#### SOURCE RECORDS ####
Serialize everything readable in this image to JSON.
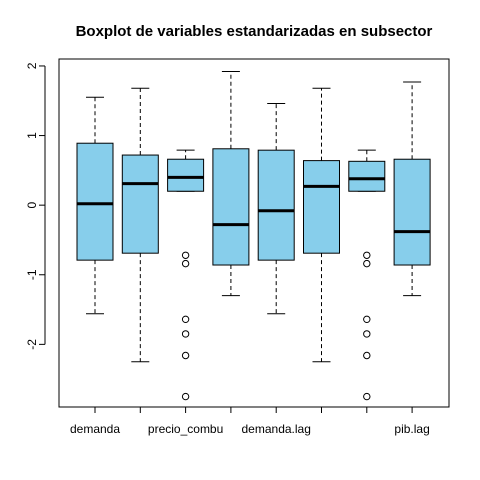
{
  "chart_data": {
    "type": "boxplot",
    "title": "Boxplot de variables estandarizadas en subsector",
    "xlabel": "",
    "ylabel": "",
    "ylim": [
      -2.9,
      2.1
    ],
    "y_ticks": [
      -2,
      -1,
      0,
      1,
      2
    ],
    "y_tick_labels": [
      "-2",
      "-1",
      "0",
      "1",
      "2"
    ],
    "grid": false,
    "box_color": "#87CEEB",
    "categories": [
      "demanda",
      "",
      "precio_combu",
      "",
      "demanda.lag",
      "",
      "",
      "pib.lag"
    ],
    "boxes": [
      {
        "whisker_low": -1.56,
        "q1": -0.79,
        "median": 0.02,
        "q3": 0.89,
        "whisker_high": 1.55,
        "outliers": []
      },
      {
        "whisker_low": -2.25,
        "q1": -0.69,
        "median": 0.31,
        "q3": 0.72,
        "whisker_high": 1.68,
        "outliers": []
      },
      {
        "whisker_low": 0.2,
        "q1": 0.2,
        "median": 0.4,
        "q3": 0.66,
        "whisker_high": 0.79,
        "outliers": [
          -0.72,
          -0.84,
          -1.64,
          -1.85,
          -2.16,
          -2.75
        ]
      },
      {
        "whisker_low": -1.3,
        "q1": -0.86,
        "median": -0.28,
        "q3": 0.81,
        "whisker_high": 1.92,
        "outliers": []
      },
      {
        "whisker_low": -1.56,
        "q1": -0.79,
        "median": -0.08,
        "q3": 0.79,
        "whisker_high": 1.46,
        "outliers": []
      },
      {
        "whisker_low": -2.25,
        "q1": -0.69,
        "median": 0.27,
        "q3": 0.64,
        "whisker_high": 1.68,
        "outliers": []
      },
      {
        "whisker_low": 0.2,
        "q1": 0.2,
        "median": 0.38,
        "q3": 0.63,
        "whisker_high": 0.79,
        "outliers": [
          -0.72,
          -0.84,
          -1.64,
          -1.85,
          -2.16,
          -2.75
        ]
      },
      {
        "whisker_low": -1.3,
        "q1": -0.86,
        "median": -0.38,
        "q3": 0.66,
        "whisker_high": 1.77,
        "outliers": []
      }
    ]
  }
}
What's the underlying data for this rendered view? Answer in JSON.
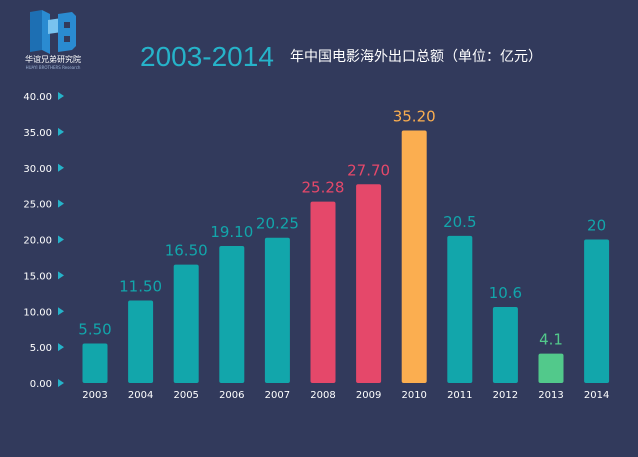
{
  "brand": {
    "logo_text": "华谊兄弟研究院",
    "logo_subtext": "HUAYI BROTHERS Research",
    "colors": {
      "dark": "#1d6fb3",
      "mid": "#2a8bd1",
      "light": "#79c3ef"
    }
  },
  "header": {
    "title_years": "2003-2014",
    "title_text": "年中国电影海外出口总额（单位：亿元）"
  },
  "chart_data": {
    "type": "bar",
    "categories": [
      "2003",
      "2004",
      "2005",
      "2006",
      "2007",
      "2008",
      "2009",
      "2010",
      "2011",
      "2012",
      "2013",
      "2014"
    ],
    "values": [
      5.5,
      11.5,
      16.5,
      19.1,
      20.25,
      25.28,
      27.7,
      35.2,
      20.5,
      10.6,
      4.1,
      20
    ],
    "value_labels": [
      "5.50",
      "11.50",
      "16.50",
      "19.10",
      "20.25",
      "25.28",
      "27.70",
      "35.20",
      "20.5",
      "10.6",
      "4.1",
      "20"
    ],
    "colors": [
      "#12a6ab",
      "#12a6ab",
      "#12a6ab",
      "#12a6ab",
      "#12a6ab",
      "#e5486a",
      "#e5486a",
      "#fbae50",
      "#12a6ab",
      "#12a6ab",
      "#52c98b",
      "#12a6ab"
    ],
    "ylim": [
      0,
      40
    ],
    "y_ticks": [
      "0.00",
      "5.00",
      "10.00",
      "15.00",
      "20.00",
      "25.00",
      "30.00",
      "35.00",
      "40.00"
    ],
    "title": "2003-2014 年中国电影海外出口总额（单位：亿元）",
    "xlabel": "",
    "ylabel": "",
    "grid": false,
    "axis_color": "#26b3c9",
    "tick_color": "#ffffff",
    "title_color": "#26b3c9"
  }
}
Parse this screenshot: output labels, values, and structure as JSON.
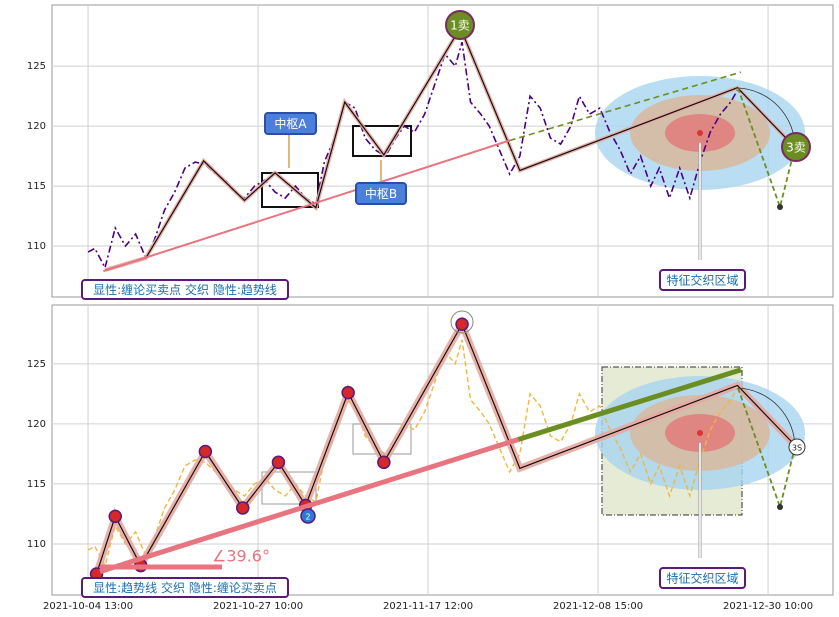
####
Show, from the listing above, each line that contains the word "values".

    "values": [
Parse this screenshot: output labels, values, and structure as JSON.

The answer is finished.